--- Start of Input data ---

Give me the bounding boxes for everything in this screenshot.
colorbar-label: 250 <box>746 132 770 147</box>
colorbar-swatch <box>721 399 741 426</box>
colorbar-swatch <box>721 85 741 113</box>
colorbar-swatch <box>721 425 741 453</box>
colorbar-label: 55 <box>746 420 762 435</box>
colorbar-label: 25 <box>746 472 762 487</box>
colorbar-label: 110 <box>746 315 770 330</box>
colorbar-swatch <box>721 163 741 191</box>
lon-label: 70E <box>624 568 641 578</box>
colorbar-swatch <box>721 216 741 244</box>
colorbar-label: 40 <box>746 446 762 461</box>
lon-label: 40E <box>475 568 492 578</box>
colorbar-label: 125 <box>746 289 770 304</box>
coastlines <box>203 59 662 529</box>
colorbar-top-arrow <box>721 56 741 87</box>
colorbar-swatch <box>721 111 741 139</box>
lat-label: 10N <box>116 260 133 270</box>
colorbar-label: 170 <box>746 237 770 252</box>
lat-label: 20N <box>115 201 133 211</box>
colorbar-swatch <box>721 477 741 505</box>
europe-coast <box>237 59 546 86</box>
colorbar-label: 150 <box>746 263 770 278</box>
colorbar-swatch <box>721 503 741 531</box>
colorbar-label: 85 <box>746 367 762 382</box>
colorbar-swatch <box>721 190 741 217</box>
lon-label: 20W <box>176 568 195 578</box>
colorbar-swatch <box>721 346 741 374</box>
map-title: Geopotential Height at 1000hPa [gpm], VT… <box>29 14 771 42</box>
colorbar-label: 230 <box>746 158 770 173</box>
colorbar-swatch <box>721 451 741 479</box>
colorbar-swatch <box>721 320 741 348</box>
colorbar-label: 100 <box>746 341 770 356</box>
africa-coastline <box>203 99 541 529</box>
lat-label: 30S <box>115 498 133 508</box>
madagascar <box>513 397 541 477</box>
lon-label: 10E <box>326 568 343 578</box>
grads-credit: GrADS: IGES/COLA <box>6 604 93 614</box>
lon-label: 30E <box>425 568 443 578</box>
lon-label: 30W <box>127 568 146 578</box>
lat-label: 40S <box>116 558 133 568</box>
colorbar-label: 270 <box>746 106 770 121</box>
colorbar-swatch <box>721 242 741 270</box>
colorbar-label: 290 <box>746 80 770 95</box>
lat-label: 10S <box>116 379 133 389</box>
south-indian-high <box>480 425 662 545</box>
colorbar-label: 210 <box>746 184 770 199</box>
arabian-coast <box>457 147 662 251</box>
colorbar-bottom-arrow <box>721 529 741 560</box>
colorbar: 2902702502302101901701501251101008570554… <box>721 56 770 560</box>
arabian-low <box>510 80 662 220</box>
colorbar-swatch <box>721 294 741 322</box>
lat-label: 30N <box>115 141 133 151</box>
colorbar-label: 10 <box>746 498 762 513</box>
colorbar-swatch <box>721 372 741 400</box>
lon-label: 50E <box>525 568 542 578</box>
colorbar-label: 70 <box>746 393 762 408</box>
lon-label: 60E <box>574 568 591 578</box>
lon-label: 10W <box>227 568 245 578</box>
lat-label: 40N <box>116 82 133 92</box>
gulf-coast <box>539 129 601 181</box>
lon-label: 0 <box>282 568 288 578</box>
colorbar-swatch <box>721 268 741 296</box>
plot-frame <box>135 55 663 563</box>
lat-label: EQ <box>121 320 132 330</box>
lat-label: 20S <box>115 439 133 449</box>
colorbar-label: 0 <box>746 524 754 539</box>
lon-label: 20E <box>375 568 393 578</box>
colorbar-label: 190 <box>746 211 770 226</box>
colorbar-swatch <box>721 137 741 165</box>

--- End of Input data ---

Can you print all of the lines above again, character for character and without any changes?

Written response:
Give me the bounding boxes for everything in this screenshot.
colorbar-label: 250 <box>746 132 770 147</box>
colorbar-swatch <box>721 399 741 426</box>
colorbar-swatch <box>721 85 741 113</box>
colorbar-swatch <box>721 425 741 453</box>
colorbar-label: 55 <box>746 420 762 435</box>
colorbar-label: 25 <box>746 472 762 487</box>
colorbar-label: 110 <box>746 315 770 330</box>
colorbar-swatch <box>721 163 741 191</box>
lon-label: 70E <box>624 568 641 578</box>
colorbar-swatch <box>721 216 741 244</box>
colorbar-label: 40 <box>746 446 762 461</box>
lon-label: 40E <box>475 568 492 578</box>
colorbar-label: 125 <box>746 289 770 304</box>
coastlines <box>203 59 662 529</box>
colorbar-top-arrow <box>721 56 741 87</box>
colorbar-swatch <box>721 111 741 139</box>
lat-label: 10N <box>116 260 133 270</box>
colorbar-label: 170 <box>746 237 770 252</box>
lat-label: 20N <box>115 201 133 211</box>
colorbar-swatch <box>721 477 741 505</box>
europe-coast <box>237 59 546 86</box>
colorbar-label: 150 <box>746 263 770 278</box>
colorbar-swatch <box>721 503 741 531</box>
colorbar-label: 85 <box>746 367 762 382</box>
colorbar-swatch <box>721 190 741 217</box>
lon-label: 20W <box>176 568 195 578</box>
colorbar-swatch <box>721 346 741 374</box>
map-title: Geopotential Height at 1000hPa [gpm], VT… <box>29 14 771 42</box>
colorbar-label: 230 <box>746 158 770 173</box>
colorbar-swatch <box>721 451 741 479</box>
colorbar-swatch <box>721 320 741 348</box>
colorbar-label: 100 <box>746 341 770 356</box>
africa-coastline <box>203 99 541 529</box>
lat-label: 30S <box>115 498 133 508</box>
madagascar <box>513 397 541 477</box>
lon-label: 10E <box>326 568 343 578</box>
grads-credit: GrADS: IGES/COLA <box>6 604 93 614</box>
lon-label: 30E <box>425 568 443 578</box>
lon-label: 30W <box>127 568 146 578</box>
lat-label: 40S <box>116 558 133 568</box>
colorbar-label: 270 <box>746 106 770 121</box>
colorbar-swatch <box>721 242 741 270</box>
colorbar-label: 290 <box>746 80 770 95</box>
lat-label: 10S <box>116 379 133 389</box>
south-indian-high <box>480 425 662 545</box>
colorbar-label: 210 <box>746 184 770 199</box>
arabian-coast <box>457 147 662 251</box>
colorbar-bottom-arrow <box>721 529 741 560</box>
colorbar: 2902702502302101901701501251101008570554… <box>721 56 770 560</box>
arabian-low <box>510 80 662 220</box>
colorbar-swatch <box>721 294 741 322</box>
lat-label: 30N <box>115 141 133 151</box>
colorbar-label: 10 <box>746 498 762 513</box>
colorbar-swatch <box>721 372 741 400</box>
lon-label: 50E <box>525 568 542 578</box>
colorbar-label: 70 <box>746 393 762 408</box>
lon-label: 60E <box>574 568 591 578</box>
lon-label: 10W <box>227 568 245 578</box>
lat-label: 40N <box>116 82 133 92</box>
gulf-coast <box>539 129 601 181</box>
lon-label: 0 <box>282 568 288 578</box>
colorbar-swatch <box>721 268 741 296</box>
plot-frame <box>135 55 663 563</box>
lat-label: EQ <box>121 320 132 330</box>
lat-label: 20S <box>115 439 133 449</box>
colorbar-label: 0 <box>746 524 754 539</box>
lon-label: 20E <box>375 568 393 578</box>
colorbar-label: 190 <box>746 211 770 226</box>
colorbar-swatch <box>721 137 741 165</box>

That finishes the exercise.